(Challenge):
Go through the lines below. Copy those with "FARUK".
◇ ◇ ◇ ◇ ◇ ◇ ◇
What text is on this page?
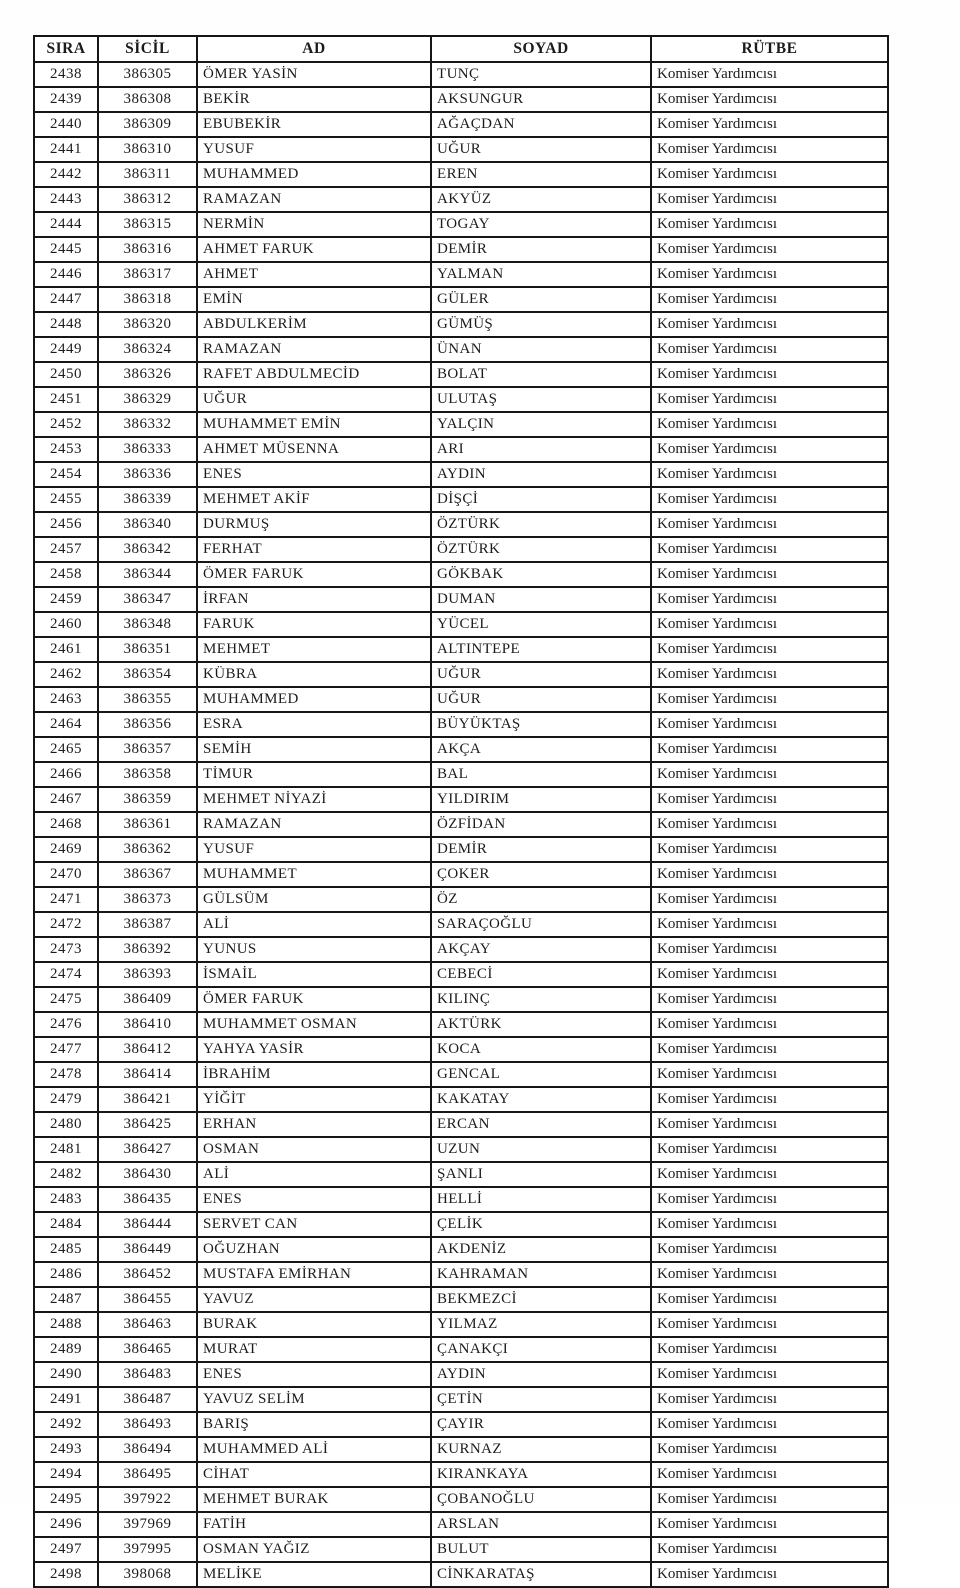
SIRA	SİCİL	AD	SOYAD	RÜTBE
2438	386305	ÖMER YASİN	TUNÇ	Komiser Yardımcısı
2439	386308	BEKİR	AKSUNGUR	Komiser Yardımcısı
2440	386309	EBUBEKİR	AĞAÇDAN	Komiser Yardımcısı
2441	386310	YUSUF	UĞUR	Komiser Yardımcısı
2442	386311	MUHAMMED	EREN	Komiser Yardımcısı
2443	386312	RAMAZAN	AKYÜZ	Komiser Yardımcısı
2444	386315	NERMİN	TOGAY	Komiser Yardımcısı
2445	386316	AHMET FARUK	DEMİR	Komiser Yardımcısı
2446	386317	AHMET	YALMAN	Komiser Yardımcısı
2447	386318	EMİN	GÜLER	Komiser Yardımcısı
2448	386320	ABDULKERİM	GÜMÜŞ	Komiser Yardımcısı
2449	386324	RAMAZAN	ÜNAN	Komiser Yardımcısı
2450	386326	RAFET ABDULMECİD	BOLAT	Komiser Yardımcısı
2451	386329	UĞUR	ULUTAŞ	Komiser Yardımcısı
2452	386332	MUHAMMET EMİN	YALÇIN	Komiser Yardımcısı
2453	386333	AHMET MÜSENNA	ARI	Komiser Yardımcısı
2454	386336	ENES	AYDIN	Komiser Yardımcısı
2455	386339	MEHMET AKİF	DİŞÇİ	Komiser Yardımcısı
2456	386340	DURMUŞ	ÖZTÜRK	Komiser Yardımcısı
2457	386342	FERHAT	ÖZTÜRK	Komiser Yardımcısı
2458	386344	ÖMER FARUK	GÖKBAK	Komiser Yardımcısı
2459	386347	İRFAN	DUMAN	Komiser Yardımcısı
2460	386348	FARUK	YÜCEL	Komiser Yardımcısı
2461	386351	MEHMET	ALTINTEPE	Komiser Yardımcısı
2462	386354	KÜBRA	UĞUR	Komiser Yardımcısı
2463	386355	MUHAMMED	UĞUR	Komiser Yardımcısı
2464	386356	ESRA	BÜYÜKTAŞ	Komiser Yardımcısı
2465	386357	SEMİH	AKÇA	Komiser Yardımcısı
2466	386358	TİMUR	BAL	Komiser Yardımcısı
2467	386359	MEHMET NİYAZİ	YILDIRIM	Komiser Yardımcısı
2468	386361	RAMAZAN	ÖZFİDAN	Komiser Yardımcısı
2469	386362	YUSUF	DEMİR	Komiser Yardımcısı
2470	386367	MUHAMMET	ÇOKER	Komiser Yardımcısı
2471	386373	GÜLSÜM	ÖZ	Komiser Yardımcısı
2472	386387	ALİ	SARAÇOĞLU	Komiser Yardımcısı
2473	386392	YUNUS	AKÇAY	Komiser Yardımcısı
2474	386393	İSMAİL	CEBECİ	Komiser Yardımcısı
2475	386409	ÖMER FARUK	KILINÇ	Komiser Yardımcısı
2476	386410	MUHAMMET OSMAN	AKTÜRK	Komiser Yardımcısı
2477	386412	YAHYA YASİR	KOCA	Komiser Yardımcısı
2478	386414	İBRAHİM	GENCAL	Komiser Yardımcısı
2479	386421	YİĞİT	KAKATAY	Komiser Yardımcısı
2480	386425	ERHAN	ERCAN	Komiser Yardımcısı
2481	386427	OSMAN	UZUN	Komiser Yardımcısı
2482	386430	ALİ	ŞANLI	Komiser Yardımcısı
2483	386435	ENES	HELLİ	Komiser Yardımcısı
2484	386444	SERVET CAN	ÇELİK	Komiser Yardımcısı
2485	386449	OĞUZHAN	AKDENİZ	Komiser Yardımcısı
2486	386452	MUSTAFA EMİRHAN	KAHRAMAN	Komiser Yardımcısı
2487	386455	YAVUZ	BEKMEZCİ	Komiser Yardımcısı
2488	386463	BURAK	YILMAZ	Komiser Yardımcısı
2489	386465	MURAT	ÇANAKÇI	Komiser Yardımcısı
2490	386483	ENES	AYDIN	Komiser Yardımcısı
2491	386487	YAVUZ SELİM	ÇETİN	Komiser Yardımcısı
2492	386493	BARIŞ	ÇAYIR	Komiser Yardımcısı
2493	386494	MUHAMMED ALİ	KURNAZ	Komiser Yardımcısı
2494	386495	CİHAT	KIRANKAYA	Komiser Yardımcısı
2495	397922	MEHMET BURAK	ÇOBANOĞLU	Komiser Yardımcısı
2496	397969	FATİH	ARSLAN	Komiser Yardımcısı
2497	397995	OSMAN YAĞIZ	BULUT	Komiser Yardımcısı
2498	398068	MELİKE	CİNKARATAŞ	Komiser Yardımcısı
◇ ◇ ◇ ◇ ◇ ◇ ◇
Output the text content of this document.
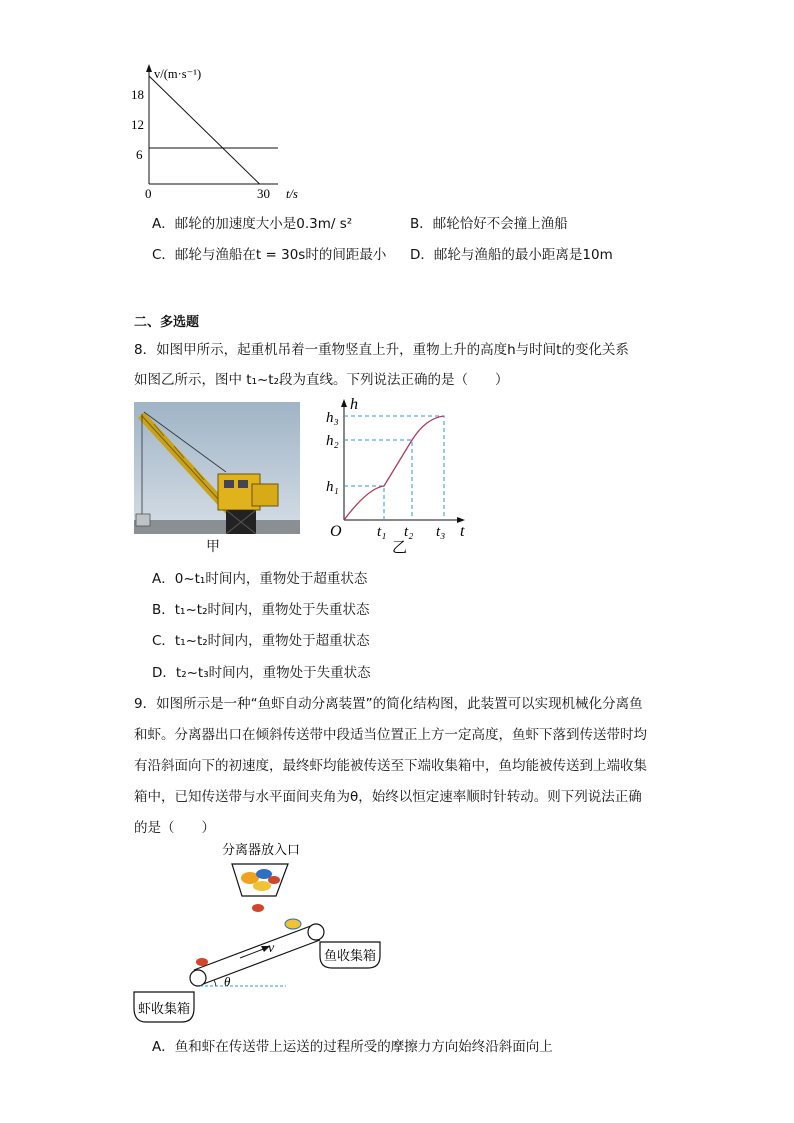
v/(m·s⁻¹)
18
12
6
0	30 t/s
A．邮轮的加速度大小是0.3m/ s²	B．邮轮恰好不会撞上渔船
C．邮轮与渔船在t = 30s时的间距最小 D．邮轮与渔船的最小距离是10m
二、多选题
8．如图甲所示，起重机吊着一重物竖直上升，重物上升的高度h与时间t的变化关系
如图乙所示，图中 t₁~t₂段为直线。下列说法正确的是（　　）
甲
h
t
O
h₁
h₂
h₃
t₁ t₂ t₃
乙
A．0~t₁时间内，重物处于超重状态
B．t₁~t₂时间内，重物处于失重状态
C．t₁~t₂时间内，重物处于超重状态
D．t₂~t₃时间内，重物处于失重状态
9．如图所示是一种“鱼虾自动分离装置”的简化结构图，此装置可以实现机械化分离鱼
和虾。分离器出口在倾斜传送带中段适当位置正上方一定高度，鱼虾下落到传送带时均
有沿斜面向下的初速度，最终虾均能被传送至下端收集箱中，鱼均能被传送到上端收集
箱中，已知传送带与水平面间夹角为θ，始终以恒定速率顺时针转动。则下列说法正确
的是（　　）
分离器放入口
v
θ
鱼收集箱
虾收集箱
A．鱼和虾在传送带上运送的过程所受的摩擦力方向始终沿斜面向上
◇ ◇ ◇ ◇ ◇ ◇ ◇
(Exercise result):
2445	386316	AHMET FARUK	DEMİR	Komiser Yardımcısı
2458	386344	ÖMER FARUK	GÖKBAK	Komiser Yardımcısı
2460	386348	FARUK	YÜCEL	Komiser Yardımcısı
2475	386409	ÖMER FARUK	KILINÇ	Komiser Yardımcısı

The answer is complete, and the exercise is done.